**Short exercise:** Retype the records below word for word and omit any image.

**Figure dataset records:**
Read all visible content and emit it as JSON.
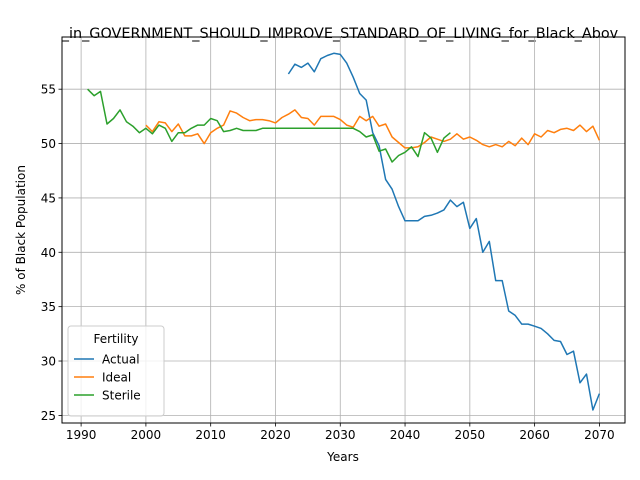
{
  "chart_data": {
    "type": "line",
    "title": "_in_GOVERNMENT_SHOULD_IMPROVE_STANDARD_OF_LIVING_for_Black_Abov",
    "xlabel": "Years",
    "ylabel": "% of Black Population",
    "xlim": [
      1987.05,
      2073.95
    ],
    "ylim": [
      24.3,
      59.8
    ],
    "xticks": [
      1990,
      2000,
      2010,
      2020,
      2030,
      2040,
      2050,
      2060,
      2070
    ],
    "yticks": [
      25,
      30,
      35,
      40,
      45,
      50,
      55
    ],
    "grid": true,
    "legend": {
      "title": "Fertility",
      "placement": "lower-left",
      "entries": [
        "Actual",
        "Ideal",
        "Sterile"
      ]
    },
    "series": [
      {
        "name": "Actual",
        "color": "#1f77b4",
        "x": [
          2022,
          2023,
          2024,
          2025,
          2026,
          2027,
          2028,
          2029,
          2030,
          2031,
          2032,
          2033,
          2034,
          2035,
          2036,
          2037,
          2038,
          2039,
          2040,
          2041,
          2042,
          2043,
          2044,
          2045,
          2046,
          2047,
          2048,
          2049,
          2050,
          2051,
          2052,
          2053,
          2054,
          2055,
          2056,
          2057,
          2058,
          2059,
          2060,
          2061,
          2062,
          2063,
          2064,
          2065,
          2066,
          2067,
          2068,
          2069,
          2070
        ],
        "y": [
          56.4,
          57.3,
          57.0,
          57.4,
          56.6,
          57.8,
          58.1,
          58.3,
          58.2,
          57.4,
          56.1,
          54.6,
          54.0,
          51.0,
          49.8,
          46.7,
          45.8,
          44.2,
          42.9,
          42.9,
          42.9,
          43.3,
          43.4,
          43.6,
          43.9,
          44.8,
          44.2,
          44.6,
          42.2,
          43.1,
          40.0,
          41.0,
          37.4,
          37.4,
          34.6,
          34.2,
          33.4,
          33.4,
          33.2,
          33.0,
          32.5,
          31.9,
          31.8,
          30.6,
          30.9,
          28.0,
          28.8,
          25.5,
          27.0
        ]
      },
      {
        "name": "Ideal",
        "color": "#ff7f0e",
        "x": [
          2000,
          2001,
          2002,
          2003,
          2004,
          2005,
          2006,
          2007,
          2008,
          2009,
          2010,
          2011,
          2012,
          2013,
          2014,
          2015,
          2016,
          2017,
          2018,
          2019,
          2020,
          2021,
          2022,
          2023,
          2024,
          2025,
          2026,
          2027,
          2028,
          2029,
          2030,
          2031,
          2032,
          2033,
          2034,
          2035,
          2036,
          2037,
          2038,
          2039,
          2040,
          2041,
          2042,
          2043,
          2044,
          2045,
          2046,
          2047,
          2048,
          2049,
          2050,
          2051,
          2052,
          2053,
          2054,
          2055,
          2056,
          2057,
          2058,
          2059,
          2060,
          2061,
          2062,
          2063,
          2064,
          2065,
          2066,
          2067,
          2068,
          2069,
          2070
        ],
        "y": [
          51.7,
          51.1,
          52.0,
          51.9,
          51.1,
          51.8,
          50.7,
          50.7,
          50.9,
          50.0,
          51.0,
          51.4,
          51.7,
          53.0,
          52.8,
          52.4,
          52.1,
          52.2,
          52.2,
          52.1,
          51.9,
          52.4,
          52.7,
          53.1,
          52.4,
          52.3,
          51.7,
          52.5,
          52.5,
          52.5,
          52.2,
          51.7,
          51.5,
          52.5,
          52.1,
          52.5,
          51.6,
          51.8,
          50.6,
          50.1,
          49.6,
          49.6,
          49.7,
          50.1,
          50.6,
          50.4,
          50.2,
          50.4,
          50.9,
          50.4,
          50.6,
          50.3,
          49.9,
          49.7,
          49.9,
          49.7,
          50.2,
          49.8,
          50.5,
          49.9,
          50.9,
          50.6,
          51.2,
          51.0,
          51.3,
          51.4,
          51.2,
          51.7,
          51.1,
          51.6,
          50.3
        ]
      },
      {
        "name": "Sterile",
        "color": "#2ca02c",
        "x": [
          1991,
          1992,
          1993,
          1994,
          1995,
          1996,
          1997,
          1998,
          1999,
          2000,
          2001,
          2002,
          2003,
          2004,
          2005,
          2006,
          2007,
          2008,
          2009,
          2010,
          2011,
          2012,
          2013,
          2014,
          2015,
          2016,
          2017,
          2018,
          2019,
          2020,
          2021,
          2022,
          2023,
          2024,
          2025,
          2026,
          2027,
          2028,
          2029,
          2030,
          2031,
          2032,
          2033,
          2034,
          2035,
          2036,
          2037,
          2038,
          2039,
          2040,
          2041,
          2042,
          2043,
          2044,
          2045,
          2046,
          2047
        ],
        "y": [
          55.0,
          54.4,
          54.8,
          51.8,
          52.3,
          53.1,
          52.0,
          51.6,
          51.0,
          51.4,
          50.9,
          51.7,
          51.4,
          50.2,
          51.0,
          51.0,
          51.4,
          51.7,
          51.7,
          52.3,
          52.1,
          51.1,
          51.2,
          51.4,
          51.2,
          51.2,
          51.2,
          51.4,
          51.4,
          51.4,
          51.4,
          51.4,
          51.4,
          51.4,
          51.4,
          51.4,
          51.4,
          51.4,
          51.4,
          51.4,
          51.4,
          51.4,
          51.1,
          50.6,
          50.8,
          49.3,
          49.5,
          48.3,
          48.9,
          49.2,
          49.7,
          48.8,
          51.0,
          50.5,
          49.2,
          50.5,
          51.0
        ]
      }
    ]
  }
}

**Complete output:**
Read all visible content and emit it as JSON.
{
  "chart_data": {
    "type": "line",
    "title": "_in_GOVERNMENT_SHOULD_IMPROVE_STANDARD_OF_LIVING_for_Black_Abov",
    "xlabel": "Years",
    "ylabel": "% of Black Population",
    "xlim": [
      1987.05,
      2073.95
    ],
    "ylim": [
      24.3,
      59.8
    ],
    "xticks": [
      1990,
      2000,
      2010,
      2020,
      2030,
      2040,
      2050,
      2060,
      2070
    ],
    "yticks": [
      25,
      30,
      35,
      40,
      45,
      50,
      55
    ],
    "grid": true,
    "legend": {
      "title": "Fertility",
      "placement": "lower-left",
      "entries": [
        "Actual",
        "Ideal",
        "Sterile"
      ]
    },
    "series": [
      {
        "name": "Actual",
        "color": "#1f77b4",
        "x": [
          2022,
          2023,
          2024,
          2025,
          2026,
          2027,
          2028,
          2029,
          2030,
          2031,
          2032,
          2033,
          2034,
          2035,
          2036,
          2037,
          2038,
          2039,
          2040,
          2041,
          2042,
          2043,
          2044,
          2045,
          2046,
          2047,
          2048,
          2049,
          2050,
          2051,
          2052,
          2053,
          2054,
          2055,
          2056,
          2057,
          2058,
          2059,
          2060,
          2061,
          2062,
          2063,
          2064,
          2065,
          2066,
          2067,
          2068,
          2069,
          2070
        ],
        "y": [
          56.4,
          57.3,
          57.0,
          57.4,
          56.6,
          57.8,
          58.1,
          58.3,
          58.2,
          57.4,
          56.1,
          54.6,
          54.0,
          51.0,
          49.8,
          46.7,
          45.8,
          44.2,
          42.9,
          42.9,
          42.9,
          43.3,
          43.4,
          43.6,
          43.9,
          44.8,
          44.2,
          44.6,
          42.2,
          43.1,
          40.0,
          41.0,
          37.4,
          37.4,
          34.6,
          34.2,
          33.4,
          33.4,
          33.2,
          33.0,
          32.5,
          31.9,
          31.8,
          30.6,
          30.9,
          28.0,
          28.8,
          25.5,
          27.0
        ]
      },
      {
        "name": "Ideal",
        "color": "#ff7f0e",
        "x": [
          2000,
          2001,
          2002,
          2003,
          2004,
          2005,
          2006,
          2007,
          2008,
          2009,
          2010,
          2011,
          2012,
          2013,
          2014,
          2015,
          2016,
          2017,
          2018,
          2019,
          2020,
          2021,
          2022,
          2023,
          2024,
          2025,
          2026,
          2027,
          2028,
          2029,
          2030,
          2031,
          2032,
          2033,
          2034,
          2035,
          2036,
          2037,
          2038,
          2039,
          2040,
          2041,
          2042,
          2043,
          2044,
          2045,
          2046,
          2047,
          2048,
          2049,
          2050,
          2051,
          2052,
          2053,
          2054,
          2055,
          2056,
          2057,
          2058,
          2059,
          2060,
          2061,
          2062,
          2063,
          2064,
          2065,
          2066,
          2067,
          2068,
          2069,
          2070
        ],
        "y": [
          51.7,
          51.1,
          52.0,
          51.9,
          51.1,
          51.8,
          50.7,
          50.7,
          50.9,
          50.0,
          51.0,
          51.4,
          51.7,
          53.0,
          52.8,
          52.4,
          52.1,
          52.2,
          52.2,
          52.1,
          51.9,
          52.4,
          52.7,
          53.1,
          52.4,
          52.3,
          51.7,
          52.5,
          52.5,
          52.5,
          52.2,
          51.7,
          51.5,
          52.5,
          52.1,
          52.5,
          51.6,
          51.8,
          50.6,
          50.1,
          49.6,
          49.6,
          49.7,
          50.1,
          50.6,
          50.4,
          50.2,
          50.4,
          50.9,
          50.4,
          50.6,
          50.3,
          49.9,
          49.7,
          49.9,
          49.7,
          50.2,
          49.8,
          50.5,
          49.9,
          50.9,
          50.6,
          51.2,
          51.0,
          51.3,
          51.4,
          51.2,
          51.7,
          51.1,
          51.6,
          50.3
        ]
      },
      {
        "name": "Sterile",
        "color": "#2ca02c",
        "x": [
          1991,
          1992,
          1993,
          1994,
          1995,
          1996,
          1997,
          1998,
          1999,
          2000,
          2001,
          2002,
          2003,
          2004,
          2005,
          2006,
          2007,
          2008,
          2009,
          2010,
          2011,
          2012,
          2013,
          2014,
          2015,
          2016,
          2017,
          2018,
          2019,
          2020,
          2021,
          2022,
          2023,
          2024,
          2025,
          2026,
          2027,
          2028,
          2029,
          2030,
          2031,
          2032,
          2033,
          2034,
          2035,
          2036,
          2037,
          2038,
          2039,
          2040,
          2041,
          2042,
          2043,
          2044,
          2045,
          2046,
          2047
        ],
        "y": [
          55.0,
          54.4,
          54.8,
          51.8,
          52.3,
          53.1,
          52.0,
          51.6,
          51.0,
          51.4,
          50.9,
          51.7,
          51.4,
          50.2,
          51.0,
          51.0,
          51.4,
          51.7,
          51.7,
          52.3,
          52.1,
          51.1,
          51.2,
          51.4,
          51.2,
          51.2,
          51.2,
          51.4,
          51.4,
          51.4,
          51.4,
          51.4,
          51.4,
          51.4,
          51.4,
          51.4,
          51.4,
          51.4,
          51.4,
          51.4,
          51.4,
          51.4,
          51.1,
          50.6,
          50.8,
          49.3,
          49.5,
          48.3,
          48.9,
          49.2,
          49.7,
          48.8,
          51.0,
          50.5,
          49.2,
          50.5,
          51.0
        ]
      }
    ]
  }
}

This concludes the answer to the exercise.